Given exercise: Images are excluded; otherwise, output every record exactly.

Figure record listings
▼
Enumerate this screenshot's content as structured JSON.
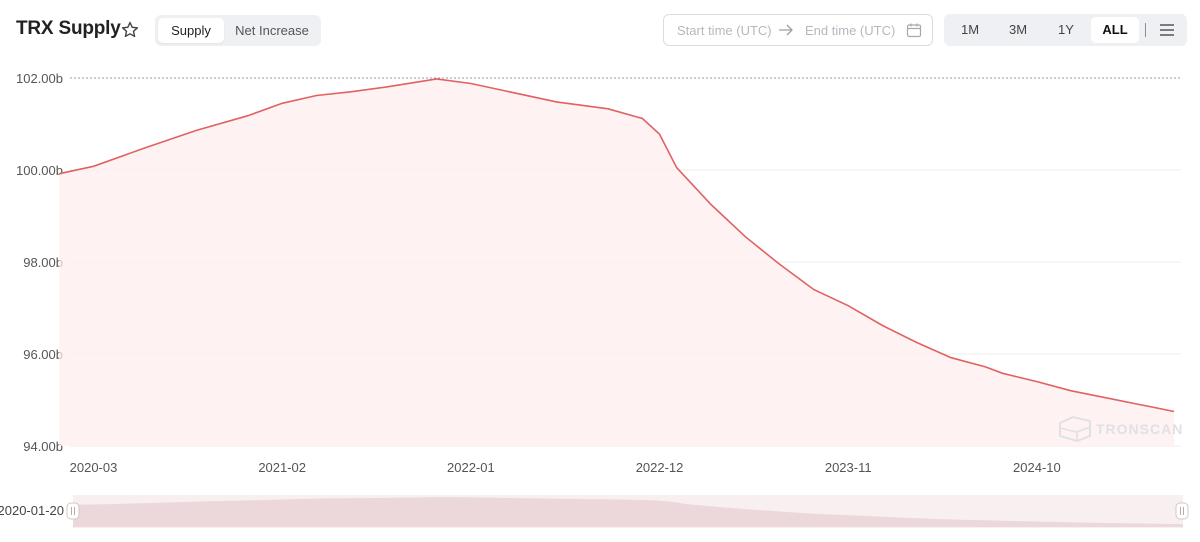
{
  "header": {
    "title": "TRX Supply",
    "tabs": [
      {
        "label": "Supply",
        "active": true
      },
      {
        "label": "Net Increase",
        "active": false
      }
    ]
  },
  "date_range": {
    "start_placeholder": "Start time (UTC)",
    "end_placeholder": "End time (UTC)"
  },
  "range_buttons": [
    {
      "label": "1M",
      "active": false
    },
    {
      "label": "3M",
      "active": false
    },
    {
      "label": "1Y",
      "active": false
    },
    {
      "label": "ALL",
      "active": true
    }
  ],
  "watermark": "TRONSCAN",
  "zoom": {
    "start_label": "2020-01-20"
  },
  "colors": {
    "line": "#e06262",
    "area": "#fdeeee",
    "accent_bg": "#eef0f3"
  },
  "chart_data": {
    "type": "area",
    "title": "",
    "xlabel": "",
    "ylabel": "",
    "y_tick_labels": [
      "102.00b",
      "100.00b",
      "98.00b",
      "96.00b",
      "94.00b"
    ],
    "x_tick_labels": [
      "2020-03",
      "2021-02",
      "2022-01",
      "2022-12",
      "2023-11",
      "2024-10"
    ],
    "ylim": [
      94.0,
      102.0
    ],
    "unit": "billion TRX",
    "series": [
      {
        "x": [
          "2020-01",
          "2020-03",
          "2020-06",
          "2020-09",
          "2020-12",
          "2021-02",
          "2021-04",
          "2021-06",
          "2021-08",
          "2021-10",
          "2021-11",
          "2022-01",
          "2022-03",
          "2022-06",
          "2022-09",
          "2022-11",
          "2022-12",
          "2023-01",
          "2023-03",
          "2023-05",
          "2023-07",
          "2023-09",
          "2023-11",
          "2024-01",
          "2024-03",
          "2024-05",
          "2024-07",
          "2024-08",
          "2024-10",
          "2024-12",
          "2025-02",
          "2025-04",
          "2025-06"
        ],
        "values": [
          99.92,
          100.08,
          100.48,
          100.86,
          101.18,
          101.45,
          101.62,
          101.7,
          101.8,
          101.92,
          101.98,
          101.88,
          101.72,
          101.48,
          101.33,
          101.12,
          100.78,
          100.05,
          99.25,
          98.55,
          97.95,
          97.4,
          97.05,
          96.62,
          96.25,
          95.92,
          95.72,
          95.58,
          95.4,
          95.2,
          95.05,
          94.9,
          94.75
        ]
      }
    ],
    "grid": true,
    "legend": "none"
  }
}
▲
Worked answer:
Enumerate this screenshot's content as structured JSON.
{
  "header": {
    "title": "TRX Supply",
    "tabs": [
      {
        "label": "Supply",
        "active": true
      },
      {
        "label": "Net Increase",
        "active": false
      }
    ]
  },
  "date_range": {
    "start_placeholder": "Start time (UTC)",
    "end_placeholder": "End time (UTC)"
  },
  "range_buttons": [
    {
      "label": "1M",
      "active": false
    },
    {
      "label": "3M",
      "active": false
    },
    {
      "label": "1Y",
      "active": false
    },
    {
      "label": "ALL",
      "active": true
    }
  ],
  "watermark": "TRONSCAN",
  "zoom": {
    "start_label": "2020-01-20"
  },
  "colors": {
    "line": "#e06262",
    "area": "#fdeeee",
    "accent_bg": "#eef0f3"
  },
  "chart_data": {
    "type": "area",
    "title": "",
    "xlabel": "",
    "ylabel": "",
    "y_tick_labels": [
      "102.00b",
      "100.00b",
      "98.00b",
      "96.00b",
      "94.00b"
    ],
    "x_tick_labels": [
      "2020-03",
      "2021-02",
      "2022-01",
      "2022-12",
      "2023-11",
      "2024-10"
    ],
    "ylim": [
      94.0,
      102.0
    ],
    "unit": "billion TRX",
    "series": [
      {
        "x": [
          "2020-01",
          "2020-03",
          "2020-06",
          "2020-09",
          "2020-12",
          "2021-02",
          "2021-04",
          "2021-06",
          "2021-08",
          "2021-10",
          "2021-11",
          "2022-01",
          "2022-03",
          "2022-06",
          "2022-09",
          "2022-11",
          "2022-12",
          "2023-01",
          "2023-03",
          "2023-05",
          "2023-07",
          "2023-09",
          "2023-11",
          "2024-01",
          "2024-03",
          "2024-05",
          "2024-07",
          "2024-08",
          "2024-10",
          "2024-12",
          "2025-02",
          "2025-04",
          "2025-06"
        ],
        "values": [
          99.92,
          100.08,
          100.48,
          100.86,
          101.18,
          101.45,
          101.62,
          101.7,
          101.8,
          101.92,
          101.98,
          101.88,
          101.72,
          101.48,
          101.33,
          101.12,
          100.78,
          100.05,
          99.25,
          98.55,
          97.95,
          97.4,
          97.05,
          96.62,
          96.25,
          95.92,
          95.72,
          95.58,
          95.4,
          95.2,
          95.05,
          94.9,
          94.75
        ]
      }
    ],
    "grid": true,
    "legend": "none"
  }
}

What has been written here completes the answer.